→ **Given exercise**: Wherever the string "many" shows up in a line, count that line. Give the total alone.

→ **Exercise material**:
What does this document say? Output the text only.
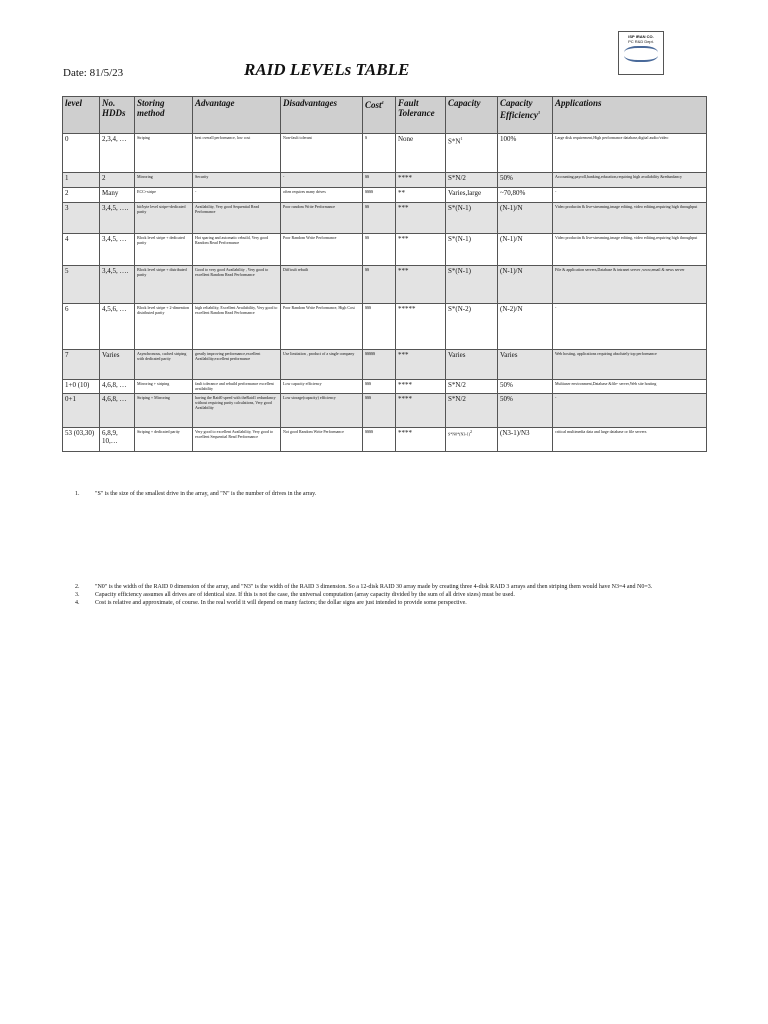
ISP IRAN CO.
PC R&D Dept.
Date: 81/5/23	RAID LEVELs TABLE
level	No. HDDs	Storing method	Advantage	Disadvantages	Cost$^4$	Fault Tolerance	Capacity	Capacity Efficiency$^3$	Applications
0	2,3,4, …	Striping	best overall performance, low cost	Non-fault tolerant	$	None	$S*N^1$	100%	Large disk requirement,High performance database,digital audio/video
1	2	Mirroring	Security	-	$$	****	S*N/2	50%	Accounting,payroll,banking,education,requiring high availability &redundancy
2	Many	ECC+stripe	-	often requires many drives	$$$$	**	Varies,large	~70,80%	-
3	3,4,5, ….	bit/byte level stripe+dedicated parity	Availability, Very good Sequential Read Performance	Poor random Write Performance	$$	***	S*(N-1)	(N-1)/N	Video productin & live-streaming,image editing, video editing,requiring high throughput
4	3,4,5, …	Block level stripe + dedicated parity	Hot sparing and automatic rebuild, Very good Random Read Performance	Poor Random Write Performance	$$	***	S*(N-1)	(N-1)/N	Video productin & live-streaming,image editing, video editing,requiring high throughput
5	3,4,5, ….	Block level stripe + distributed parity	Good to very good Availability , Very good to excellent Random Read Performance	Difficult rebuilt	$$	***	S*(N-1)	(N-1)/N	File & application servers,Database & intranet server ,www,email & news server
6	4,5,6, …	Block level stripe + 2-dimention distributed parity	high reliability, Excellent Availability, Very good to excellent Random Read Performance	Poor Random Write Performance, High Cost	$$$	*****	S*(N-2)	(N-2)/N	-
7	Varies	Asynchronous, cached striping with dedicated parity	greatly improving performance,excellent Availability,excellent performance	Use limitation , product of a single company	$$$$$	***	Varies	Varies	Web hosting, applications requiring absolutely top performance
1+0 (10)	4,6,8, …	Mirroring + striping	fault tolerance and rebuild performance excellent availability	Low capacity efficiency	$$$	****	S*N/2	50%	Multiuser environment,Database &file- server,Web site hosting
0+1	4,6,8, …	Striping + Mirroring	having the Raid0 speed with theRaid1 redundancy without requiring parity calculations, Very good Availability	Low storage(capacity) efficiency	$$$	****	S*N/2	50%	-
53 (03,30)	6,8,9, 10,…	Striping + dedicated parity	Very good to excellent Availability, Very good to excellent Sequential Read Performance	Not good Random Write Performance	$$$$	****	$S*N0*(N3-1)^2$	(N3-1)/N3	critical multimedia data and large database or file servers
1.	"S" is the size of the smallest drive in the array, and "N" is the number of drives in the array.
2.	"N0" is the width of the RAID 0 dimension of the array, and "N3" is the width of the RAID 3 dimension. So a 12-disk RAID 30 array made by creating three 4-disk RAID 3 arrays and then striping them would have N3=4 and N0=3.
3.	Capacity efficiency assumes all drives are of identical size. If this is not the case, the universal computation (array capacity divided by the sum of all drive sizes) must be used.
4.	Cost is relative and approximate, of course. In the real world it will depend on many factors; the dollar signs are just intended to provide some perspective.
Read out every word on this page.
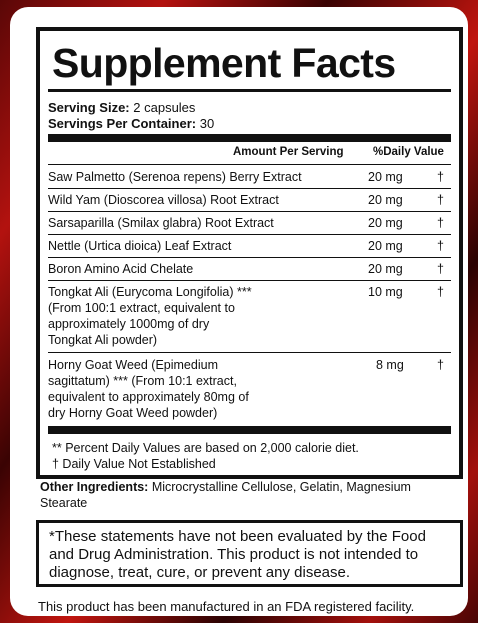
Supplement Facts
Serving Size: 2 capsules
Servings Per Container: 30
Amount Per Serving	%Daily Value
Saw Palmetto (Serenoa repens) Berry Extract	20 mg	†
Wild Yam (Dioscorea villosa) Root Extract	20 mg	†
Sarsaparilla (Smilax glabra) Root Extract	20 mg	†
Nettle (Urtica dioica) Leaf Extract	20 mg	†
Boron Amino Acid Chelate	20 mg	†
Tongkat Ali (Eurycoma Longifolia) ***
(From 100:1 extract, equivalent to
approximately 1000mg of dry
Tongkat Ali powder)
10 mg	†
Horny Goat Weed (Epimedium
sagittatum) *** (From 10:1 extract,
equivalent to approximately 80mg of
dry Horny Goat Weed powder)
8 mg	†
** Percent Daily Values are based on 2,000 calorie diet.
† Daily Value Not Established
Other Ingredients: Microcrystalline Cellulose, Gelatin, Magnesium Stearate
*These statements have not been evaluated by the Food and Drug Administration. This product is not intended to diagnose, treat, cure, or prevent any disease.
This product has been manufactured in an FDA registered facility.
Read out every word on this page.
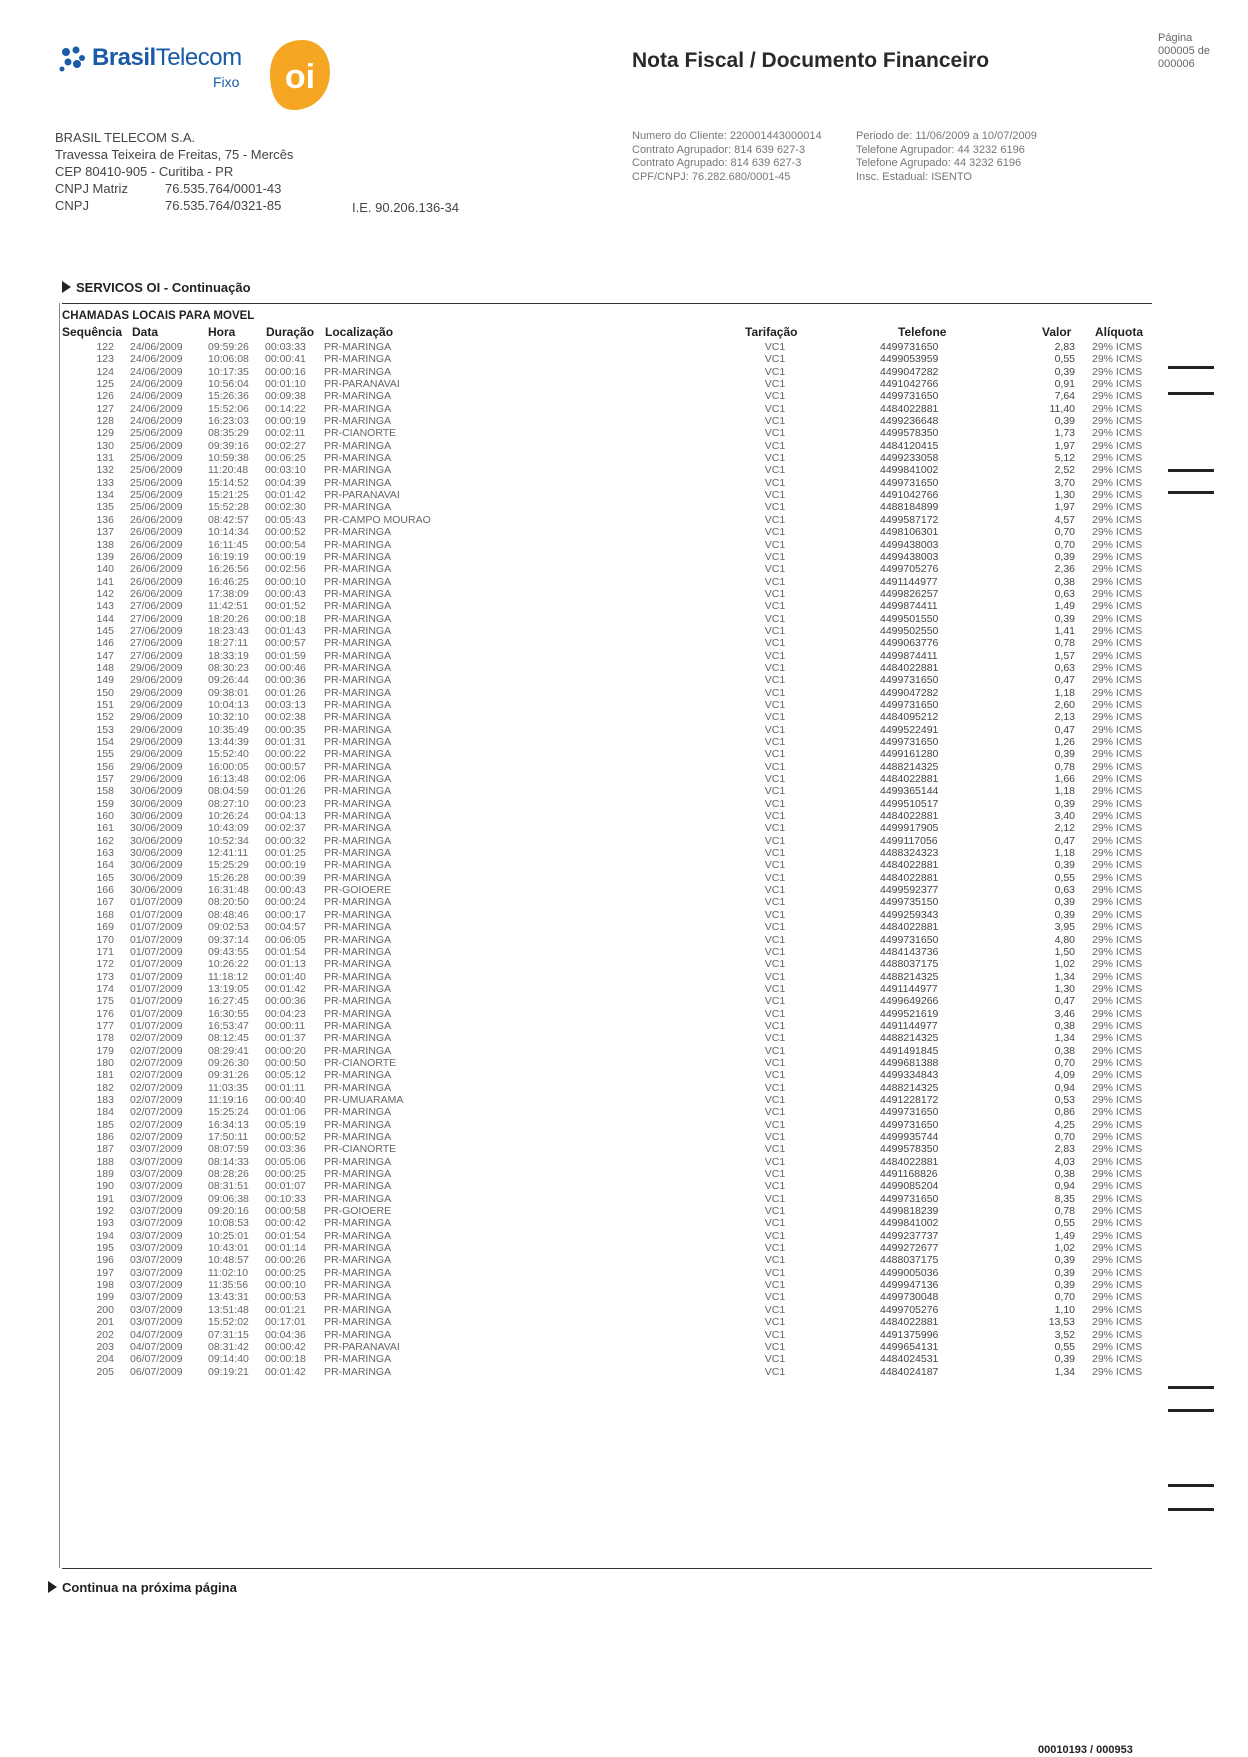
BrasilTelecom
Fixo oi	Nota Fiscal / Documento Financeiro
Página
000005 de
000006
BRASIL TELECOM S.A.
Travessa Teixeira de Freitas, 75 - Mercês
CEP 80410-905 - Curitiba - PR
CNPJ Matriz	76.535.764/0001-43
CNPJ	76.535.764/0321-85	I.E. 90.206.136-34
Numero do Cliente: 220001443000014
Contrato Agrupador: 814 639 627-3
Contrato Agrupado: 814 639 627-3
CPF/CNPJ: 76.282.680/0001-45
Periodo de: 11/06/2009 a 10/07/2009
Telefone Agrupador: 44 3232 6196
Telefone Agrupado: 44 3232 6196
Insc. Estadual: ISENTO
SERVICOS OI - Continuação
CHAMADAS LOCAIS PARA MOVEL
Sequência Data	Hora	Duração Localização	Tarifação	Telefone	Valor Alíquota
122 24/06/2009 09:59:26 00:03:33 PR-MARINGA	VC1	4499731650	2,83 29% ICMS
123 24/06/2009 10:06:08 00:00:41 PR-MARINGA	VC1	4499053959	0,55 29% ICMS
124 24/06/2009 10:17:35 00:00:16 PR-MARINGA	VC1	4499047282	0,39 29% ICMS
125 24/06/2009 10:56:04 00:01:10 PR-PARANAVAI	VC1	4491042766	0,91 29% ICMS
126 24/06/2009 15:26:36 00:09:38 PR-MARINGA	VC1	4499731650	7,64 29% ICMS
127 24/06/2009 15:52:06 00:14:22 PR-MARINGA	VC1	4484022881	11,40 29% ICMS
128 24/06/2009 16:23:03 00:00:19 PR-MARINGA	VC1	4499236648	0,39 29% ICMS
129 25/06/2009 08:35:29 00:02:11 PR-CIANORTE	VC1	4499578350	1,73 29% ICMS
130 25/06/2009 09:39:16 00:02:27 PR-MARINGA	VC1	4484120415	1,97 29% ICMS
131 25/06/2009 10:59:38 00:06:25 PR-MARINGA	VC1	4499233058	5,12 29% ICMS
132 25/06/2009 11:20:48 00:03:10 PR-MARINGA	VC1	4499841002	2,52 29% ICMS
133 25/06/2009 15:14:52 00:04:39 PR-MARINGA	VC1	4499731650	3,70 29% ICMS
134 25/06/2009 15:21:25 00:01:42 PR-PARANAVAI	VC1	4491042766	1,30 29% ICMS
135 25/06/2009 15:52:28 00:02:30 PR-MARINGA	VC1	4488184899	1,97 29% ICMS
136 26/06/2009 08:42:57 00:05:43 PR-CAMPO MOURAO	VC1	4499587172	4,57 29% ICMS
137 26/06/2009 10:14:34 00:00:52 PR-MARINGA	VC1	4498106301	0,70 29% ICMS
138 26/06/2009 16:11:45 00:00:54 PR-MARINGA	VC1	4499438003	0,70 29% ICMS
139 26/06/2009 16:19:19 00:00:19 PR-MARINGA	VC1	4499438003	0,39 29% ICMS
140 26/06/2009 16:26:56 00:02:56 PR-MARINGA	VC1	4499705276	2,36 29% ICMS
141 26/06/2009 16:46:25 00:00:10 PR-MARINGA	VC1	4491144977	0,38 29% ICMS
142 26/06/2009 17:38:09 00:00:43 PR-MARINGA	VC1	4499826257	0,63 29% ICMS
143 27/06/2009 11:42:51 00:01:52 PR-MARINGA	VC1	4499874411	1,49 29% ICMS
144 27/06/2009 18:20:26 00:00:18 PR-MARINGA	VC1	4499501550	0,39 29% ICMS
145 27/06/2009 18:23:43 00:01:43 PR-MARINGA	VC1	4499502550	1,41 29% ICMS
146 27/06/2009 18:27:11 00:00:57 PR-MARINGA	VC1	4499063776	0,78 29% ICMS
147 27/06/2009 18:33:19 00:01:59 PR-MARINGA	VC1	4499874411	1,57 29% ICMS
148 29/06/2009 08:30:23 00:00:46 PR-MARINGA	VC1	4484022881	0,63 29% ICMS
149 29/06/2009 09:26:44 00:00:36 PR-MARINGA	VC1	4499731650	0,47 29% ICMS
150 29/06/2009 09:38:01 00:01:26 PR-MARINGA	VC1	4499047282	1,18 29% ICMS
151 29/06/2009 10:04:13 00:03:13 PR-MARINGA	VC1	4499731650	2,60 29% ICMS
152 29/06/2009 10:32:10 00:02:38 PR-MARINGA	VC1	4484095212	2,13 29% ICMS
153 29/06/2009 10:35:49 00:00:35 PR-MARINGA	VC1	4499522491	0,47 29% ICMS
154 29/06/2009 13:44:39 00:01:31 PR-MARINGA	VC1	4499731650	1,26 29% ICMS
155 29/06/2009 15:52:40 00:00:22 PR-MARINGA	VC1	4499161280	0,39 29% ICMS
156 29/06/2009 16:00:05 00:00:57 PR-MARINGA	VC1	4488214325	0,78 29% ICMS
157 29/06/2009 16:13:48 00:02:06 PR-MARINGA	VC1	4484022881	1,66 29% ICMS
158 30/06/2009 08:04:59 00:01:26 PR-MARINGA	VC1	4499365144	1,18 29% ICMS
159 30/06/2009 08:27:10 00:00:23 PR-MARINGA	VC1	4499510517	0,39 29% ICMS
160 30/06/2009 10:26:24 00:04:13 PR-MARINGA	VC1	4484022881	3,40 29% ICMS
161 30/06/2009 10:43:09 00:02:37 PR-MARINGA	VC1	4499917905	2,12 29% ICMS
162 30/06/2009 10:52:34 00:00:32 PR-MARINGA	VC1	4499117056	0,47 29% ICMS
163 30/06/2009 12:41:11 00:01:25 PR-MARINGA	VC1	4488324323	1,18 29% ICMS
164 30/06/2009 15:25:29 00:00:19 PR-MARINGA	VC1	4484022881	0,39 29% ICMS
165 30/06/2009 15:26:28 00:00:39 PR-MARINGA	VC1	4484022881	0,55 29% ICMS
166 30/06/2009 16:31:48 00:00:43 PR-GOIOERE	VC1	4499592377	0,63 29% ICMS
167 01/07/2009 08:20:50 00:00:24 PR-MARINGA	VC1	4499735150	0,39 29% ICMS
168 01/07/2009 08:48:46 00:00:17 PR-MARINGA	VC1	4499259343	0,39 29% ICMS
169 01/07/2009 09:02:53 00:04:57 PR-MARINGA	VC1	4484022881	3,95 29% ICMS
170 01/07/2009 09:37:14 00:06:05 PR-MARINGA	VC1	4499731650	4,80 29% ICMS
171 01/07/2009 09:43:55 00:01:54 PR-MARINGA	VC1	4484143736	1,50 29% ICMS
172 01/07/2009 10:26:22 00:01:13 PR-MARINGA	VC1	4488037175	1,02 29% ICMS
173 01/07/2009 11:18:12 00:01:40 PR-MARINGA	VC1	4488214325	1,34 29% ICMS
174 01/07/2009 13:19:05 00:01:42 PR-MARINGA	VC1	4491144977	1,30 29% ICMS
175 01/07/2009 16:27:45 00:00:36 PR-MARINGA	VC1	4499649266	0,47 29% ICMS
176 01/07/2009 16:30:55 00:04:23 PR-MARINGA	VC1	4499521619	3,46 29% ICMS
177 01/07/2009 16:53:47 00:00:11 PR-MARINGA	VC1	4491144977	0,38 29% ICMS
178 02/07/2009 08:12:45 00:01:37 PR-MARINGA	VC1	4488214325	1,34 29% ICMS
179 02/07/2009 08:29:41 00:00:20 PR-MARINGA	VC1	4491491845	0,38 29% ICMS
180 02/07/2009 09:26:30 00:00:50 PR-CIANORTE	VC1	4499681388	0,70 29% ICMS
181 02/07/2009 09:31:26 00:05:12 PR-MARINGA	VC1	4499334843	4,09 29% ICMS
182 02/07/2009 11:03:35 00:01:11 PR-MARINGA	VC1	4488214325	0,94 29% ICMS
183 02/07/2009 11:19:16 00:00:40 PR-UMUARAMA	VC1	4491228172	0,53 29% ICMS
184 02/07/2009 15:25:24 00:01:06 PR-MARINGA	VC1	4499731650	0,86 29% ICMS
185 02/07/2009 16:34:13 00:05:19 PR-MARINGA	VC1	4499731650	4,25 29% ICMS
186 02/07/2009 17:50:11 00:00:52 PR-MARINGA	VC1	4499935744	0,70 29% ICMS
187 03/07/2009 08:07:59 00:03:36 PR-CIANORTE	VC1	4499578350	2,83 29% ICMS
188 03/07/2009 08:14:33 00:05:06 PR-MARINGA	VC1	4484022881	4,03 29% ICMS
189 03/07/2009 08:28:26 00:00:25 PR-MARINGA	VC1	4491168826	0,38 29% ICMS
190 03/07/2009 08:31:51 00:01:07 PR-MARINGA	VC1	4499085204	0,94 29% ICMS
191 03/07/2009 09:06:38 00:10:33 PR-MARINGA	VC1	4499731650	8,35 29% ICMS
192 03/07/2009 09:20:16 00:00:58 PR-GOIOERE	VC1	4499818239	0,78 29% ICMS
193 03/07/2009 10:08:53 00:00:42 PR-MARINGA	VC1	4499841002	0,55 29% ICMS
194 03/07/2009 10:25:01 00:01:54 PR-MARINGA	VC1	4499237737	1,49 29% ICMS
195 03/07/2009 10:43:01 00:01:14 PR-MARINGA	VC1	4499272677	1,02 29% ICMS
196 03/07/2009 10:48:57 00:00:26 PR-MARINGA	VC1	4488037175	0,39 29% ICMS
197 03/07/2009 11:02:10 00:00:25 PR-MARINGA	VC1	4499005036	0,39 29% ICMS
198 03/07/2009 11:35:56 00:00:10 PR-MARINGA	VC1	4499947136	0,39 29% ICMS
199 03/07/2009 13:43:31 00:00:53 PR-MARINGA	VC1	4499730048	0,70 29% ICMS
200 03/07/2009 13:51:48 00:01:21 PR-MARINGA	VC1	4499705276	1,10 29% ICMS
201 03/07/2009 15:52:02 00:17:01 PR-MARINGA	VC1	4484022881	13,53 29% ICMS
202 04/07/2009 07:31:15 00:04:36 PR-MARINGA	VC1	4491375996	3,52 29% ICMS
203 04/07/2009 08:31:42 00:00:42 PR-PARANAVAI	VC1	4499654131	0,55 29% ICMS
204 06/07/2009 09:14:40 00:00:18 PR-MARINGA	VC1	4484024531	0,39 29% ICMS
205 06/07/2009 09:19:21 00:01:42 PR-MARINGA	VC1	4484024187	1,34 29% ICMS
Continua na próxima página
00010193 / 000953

→ **Solution below**: 2